WRITTEN EXERCISE 1:
From the sysadmin career piece, write out the passage from "First and foremost, systems" to "of computer hardware." word for word.
WRITTEN EXERCISE 2:
Put this sentence from the sysadmin career piece into Spanish: "First and foremost, systems administration is about solving problems."

So, you want to be a sysadmin, eh?
You think you have what it takes to ascend past the day to day I.T. gig? Are you tired of building computers, tweaking operating systems, and working within the rules of your parameters? Ready to design, innovate, and build architecture that powers your entire company across 14 countries?
Well then, let’s do this.
Table of Contents
- What is Systems Administration?
How can I get into Systems Administration?
I. Technical Writing
III. Enhance Your Calm, John Spartan
VII. Configuration Management
- Bringing it all together
- Getting Your First Gig
What is Systems Administration?
First and foremost, systems administration is about solving problems. Mathematicians use functions and formula, Data Scientists use prescriptive analytics and reporting services, the sysadmin uses systems, networks, and software stacks to solve problems. If you are looking to build awesome monitoring solutions, stand up servers for cutting edge applications, and experiment with the latest and greatest tech, this gig might be up your alley. But, unless you’re in R&D (lucky duck), those are secondary objectives to keeping the business online and solving problems for development, accounting, marketing, etc.
How can I get into Systems Administration?
A common path for becoming a sysadmin is join a help desk, become desktop support or field operations for a company. This is right and wrong, depending on your experiences and availability of computer hardware.
What are the pros of following a more traditional path?
- You get your foot in the door. It has been said for decades that it’s not what you know, it’s who you know. What easier way to mosey into a sysadmin position if you’re already in the I.T. department doing help desk, application support, or desktop work?
- You will have a unique perspective. Before making that potentially chaotic, unpredictable change on Friday, you remember when you were a young chap on the Help Desk, coming in on Monday morning after NetScaler had been upgraded. Your hands begin to get a little clammy… 14 hours. That was how long the phone rang on your extended shift. Non-stop, as soon as you hung up the ringing started again. 14 hours of repeating yourself, hearing the same frustrated claims of “I have to work!” and “Do you even know what you’re doing?!” – It was a rough day, and even years later it still sticks with you. You turn back to your lab workstation and test a few more profiles, open up a few more applications in the new environment, paying it forward and making sure that what happened to you doesn’t happen to the current team of Help Desk employees…
Not always the case, some changes go by unnoticed. Especially when you have a great change management and ops team. But! Having experienced the effects of a dramatic change on the users and the lower level I.T. folk can have a profound impact on how you work in a more senior role. Something to consider.
What about some of the cons?
- Often, the tasks in Help Desk and Desktop Support are completely unrelated. You learn troubleshooting methodology, and you can build a PC in 3 and a half minutes flat… But what happens when a cluster goes down? Or when users are getting routed to the wrong RDP server? Being able to replace a hard drive and empathize with users is great, do not think that those are not valuable skills to have. However, when you get into the big times, most of the interaction is with upper management, other teams that are building or testing the product you’re supporting, and vendors.
- Delaying your destiny. What if the company doesn’t promote from within? You’ve spent two years absorbing everything at this company, busting your tail and being a top performer… Only to find out they brought in a consultant or outside hire to fill the empty sysadmin spot. It sucks, but it happens. That time on Help Desk could have been spent working with lab equipment or building a backend for your friend’s website.

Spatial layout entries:
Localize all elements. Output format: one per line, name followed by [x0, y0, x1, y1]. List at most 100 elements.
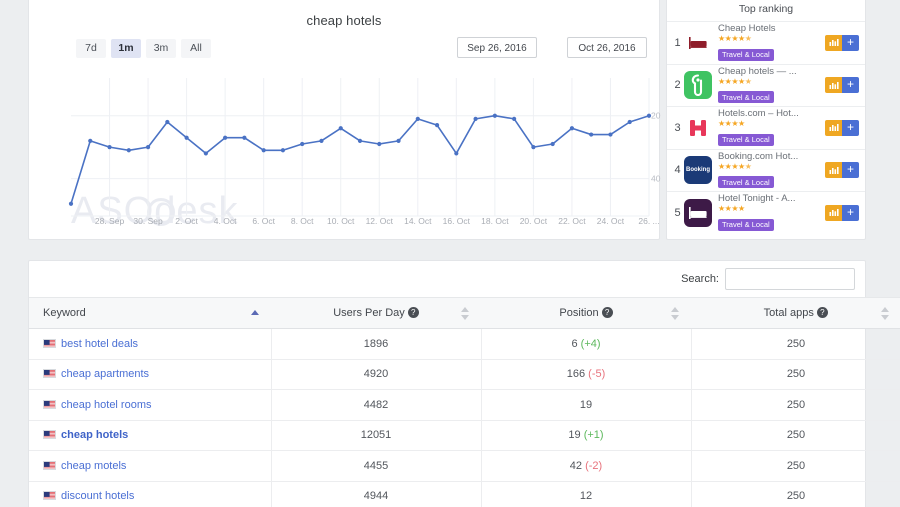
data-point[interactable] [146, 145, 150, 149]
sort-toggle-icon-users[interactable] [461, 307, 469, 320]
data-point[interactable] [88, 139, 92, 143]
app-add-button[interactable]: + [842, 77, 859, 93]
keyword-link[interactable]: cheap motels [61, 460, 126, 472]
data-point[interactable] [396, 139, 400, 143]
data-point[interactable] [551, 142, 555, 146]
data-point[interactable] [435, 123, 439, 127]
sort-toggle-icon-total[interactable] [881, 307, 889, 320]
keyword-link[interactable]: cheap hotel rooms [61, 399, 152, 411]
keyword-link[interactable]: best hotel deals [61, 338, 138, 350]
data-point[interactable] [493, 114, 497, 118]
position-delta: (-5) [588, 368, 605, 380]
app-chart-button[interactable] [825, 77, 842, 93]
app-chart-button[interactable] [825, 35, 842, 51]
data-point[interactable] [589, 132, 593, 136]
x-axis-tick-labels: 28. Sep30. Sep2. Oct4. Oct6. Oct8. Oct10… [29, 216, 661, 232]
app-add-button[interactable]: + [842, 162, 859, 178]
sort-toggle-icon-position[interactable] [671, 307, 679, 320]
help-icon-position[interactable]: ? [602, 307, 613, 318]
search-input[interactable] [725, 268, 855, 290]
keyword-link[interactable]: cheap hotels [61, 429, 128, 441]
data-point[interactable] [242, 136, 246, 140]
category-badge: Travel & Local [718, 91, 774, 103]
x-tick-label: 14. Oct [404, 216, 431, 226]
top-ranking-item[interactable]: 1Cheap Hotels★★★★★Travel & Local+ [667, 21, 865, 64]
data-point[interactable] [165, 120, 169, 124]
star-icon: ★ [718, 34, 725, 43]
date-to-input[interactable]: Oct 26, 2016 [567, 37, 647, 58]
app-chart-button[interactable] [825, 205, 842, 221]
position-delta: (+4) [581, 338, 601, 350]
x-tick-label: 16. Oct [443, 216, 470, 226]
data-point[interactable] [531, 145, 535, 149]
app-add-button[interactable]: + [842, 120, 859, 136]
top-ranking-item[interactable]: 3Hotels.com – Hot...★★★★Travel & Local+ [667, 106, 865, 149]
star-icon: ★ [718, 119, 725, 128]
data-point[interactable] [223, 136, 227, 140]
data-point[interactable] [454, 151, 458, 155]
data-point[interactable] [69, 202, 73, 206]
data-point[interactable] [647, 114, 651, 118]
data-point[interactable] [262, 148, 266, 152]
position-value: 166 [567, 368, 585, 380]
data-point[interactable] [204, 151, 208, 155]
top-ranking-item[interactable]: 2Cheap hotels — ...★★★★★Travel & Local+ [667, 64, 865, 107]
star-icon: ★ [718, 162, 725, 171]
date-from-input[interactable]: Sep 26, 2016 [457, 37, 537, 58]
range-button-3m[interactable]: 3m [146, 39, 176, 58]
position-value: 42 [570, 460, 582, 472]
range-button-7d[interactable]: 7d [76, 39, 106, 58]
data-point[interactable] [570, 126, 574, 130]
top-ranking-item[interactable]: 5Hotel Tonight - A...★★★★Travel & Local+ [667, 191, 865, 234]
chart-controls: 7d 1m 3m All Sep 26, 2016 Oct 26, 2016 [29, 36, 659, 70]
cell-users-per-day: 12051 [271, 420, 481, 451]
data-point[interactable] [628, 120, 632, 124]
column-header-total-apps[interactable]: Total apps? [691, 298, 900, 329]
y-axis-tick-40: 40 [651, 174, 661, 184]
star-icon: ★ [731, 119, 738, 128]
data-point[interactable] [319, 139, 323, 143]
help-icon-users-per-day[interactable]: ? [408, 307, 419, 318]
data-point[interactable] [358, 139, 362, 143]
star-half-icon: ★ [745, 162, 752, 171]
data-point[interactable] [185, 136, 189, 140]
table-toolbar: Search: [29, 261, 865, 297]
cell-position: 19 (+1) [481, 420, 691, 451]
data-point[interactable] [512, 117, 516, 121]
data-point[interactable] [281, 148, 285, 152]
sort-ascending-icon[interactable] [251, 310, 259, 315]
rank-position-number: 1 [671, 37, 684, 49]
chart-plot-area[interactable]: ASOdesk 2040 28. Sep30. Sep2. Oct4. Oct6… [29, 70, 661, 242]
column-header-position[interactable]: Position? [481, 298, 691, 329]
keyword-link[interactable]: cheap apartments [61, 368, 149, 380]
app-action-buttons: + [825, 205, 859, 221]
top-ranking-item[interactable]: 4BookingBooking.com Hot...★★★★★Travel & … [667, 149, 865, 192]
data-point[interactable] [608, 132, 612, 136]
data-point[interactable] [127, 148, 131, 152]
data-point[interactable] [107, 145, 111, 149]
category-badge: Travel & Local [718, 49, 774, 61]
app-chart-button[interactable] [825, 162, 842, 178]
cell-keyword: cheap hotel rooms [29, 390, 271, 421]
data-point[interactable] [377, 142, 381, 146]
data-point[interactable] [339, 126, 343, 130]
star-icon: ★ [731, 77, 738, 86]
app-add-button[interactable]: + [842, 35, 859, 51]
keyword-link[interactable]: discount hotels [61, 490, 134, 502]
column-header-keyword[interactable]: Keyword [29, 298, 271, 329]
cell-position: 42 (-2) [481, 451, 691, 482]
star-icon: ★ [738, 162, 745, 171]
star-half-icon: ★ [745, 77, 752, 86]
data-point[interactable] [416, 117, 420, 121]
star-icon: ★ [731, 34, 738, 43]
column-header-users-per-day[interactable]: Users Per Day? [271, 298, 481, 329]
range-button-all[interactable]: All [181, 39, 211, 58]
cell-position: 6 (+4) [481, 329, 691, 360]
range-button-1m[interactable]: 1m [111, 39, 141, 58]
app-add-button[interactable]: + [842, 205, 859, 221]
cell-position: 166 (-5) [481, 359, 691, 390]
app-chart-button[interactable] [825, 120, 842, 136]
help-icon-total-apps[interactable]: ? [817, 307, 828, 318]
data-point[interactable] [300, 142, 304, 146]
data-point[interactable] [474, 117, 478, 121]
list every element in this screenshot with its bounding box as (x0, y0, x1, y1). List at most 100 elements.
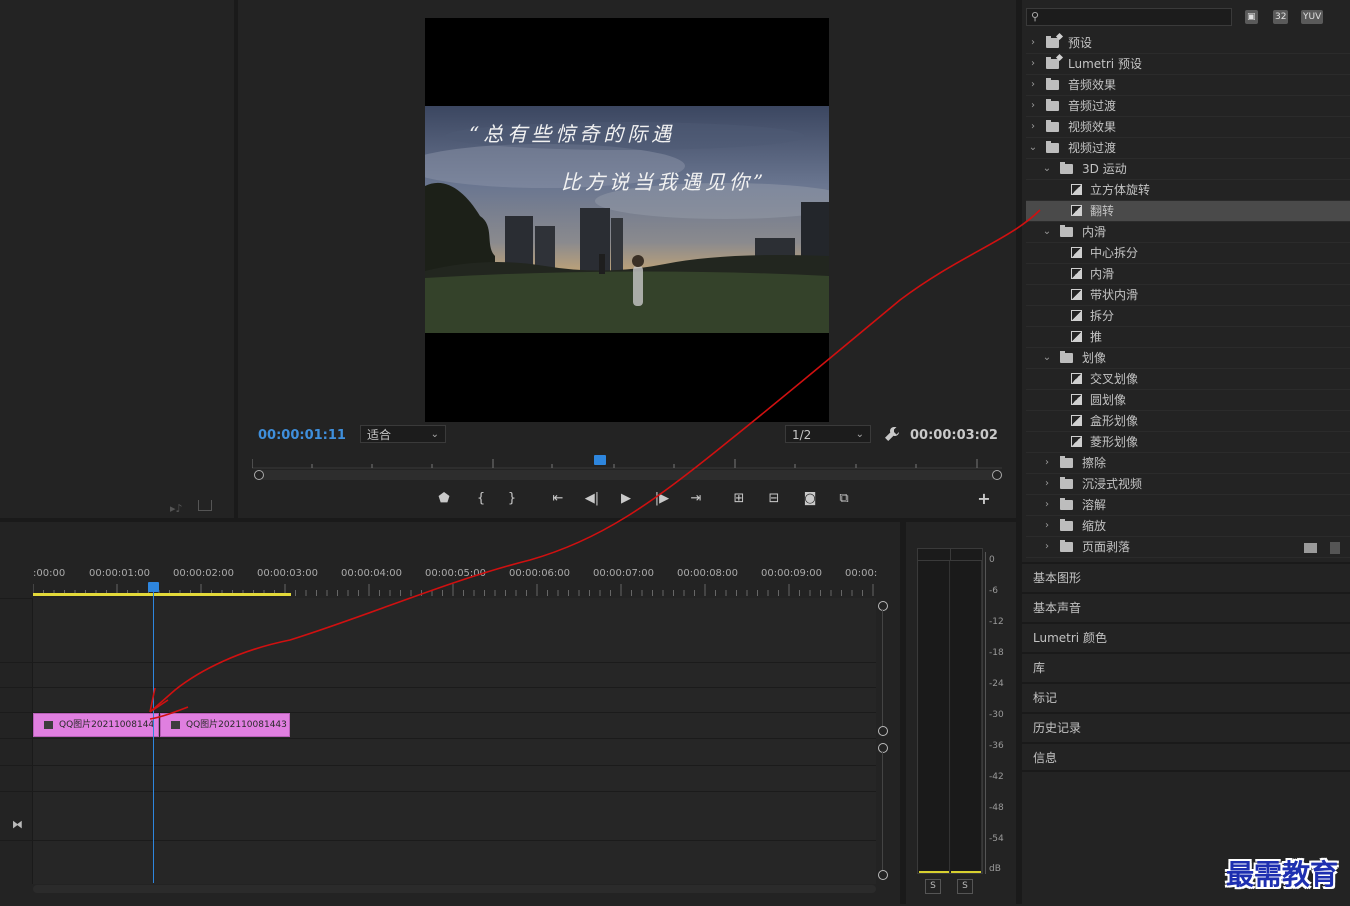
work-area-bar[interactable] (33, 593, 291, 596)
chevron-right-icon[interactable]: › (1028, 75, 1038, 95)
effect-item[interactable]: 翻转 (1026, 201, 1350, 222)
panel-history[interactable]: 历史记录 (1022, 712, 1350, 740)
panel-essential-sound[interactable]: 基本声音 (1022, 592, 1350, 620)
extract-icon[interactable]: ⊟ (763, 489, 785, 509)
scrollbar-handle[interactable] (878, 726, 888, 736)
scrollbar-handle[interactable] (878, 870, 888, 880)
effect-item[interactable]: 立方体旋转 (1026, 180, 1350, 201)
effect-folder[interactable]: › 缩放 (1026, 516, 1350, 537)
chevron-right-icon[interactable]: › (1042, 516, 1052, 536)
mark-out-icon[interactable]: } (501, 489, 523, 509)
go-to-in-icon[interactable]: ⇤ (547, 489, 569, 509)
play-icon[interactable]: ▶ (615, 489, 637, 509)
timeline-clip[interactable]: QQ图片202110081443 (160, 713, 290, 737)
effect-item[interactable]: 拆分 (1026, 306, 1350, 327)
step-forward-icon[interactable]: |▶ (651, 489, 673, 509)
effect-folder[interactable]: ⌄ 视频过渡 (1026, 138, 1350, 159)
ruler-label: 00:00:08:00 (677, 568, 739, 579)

TASK ANSWER 1:
First and foremost, systems administration is about solving problems. Mathematicians use functions and formula, Data Scientists use prescriptive analytics and reporting services, the sysadmin uses systems, networks, and software stacks to solve problems. If you are looking to build awesome monitoring solutions, stand up servers for cutting edge applications, and experiment with the latest and greatest tech, this gig might be up your alley. But, unless you’re in R&D (lucky duck), those are secondary objectives to keeping the business online and solving problems for development, accounting, marketing, etc.
How can I get into Systems Administration?
A common path for becoming a sysadmin is join a help desk, become desktop support or field operations for a company. This is right and wrong, depending on your experiences and availability of computer hardware.

TASK ANSWER 2:
Ante todo, la administración de sistemas consiste en resolver problemas.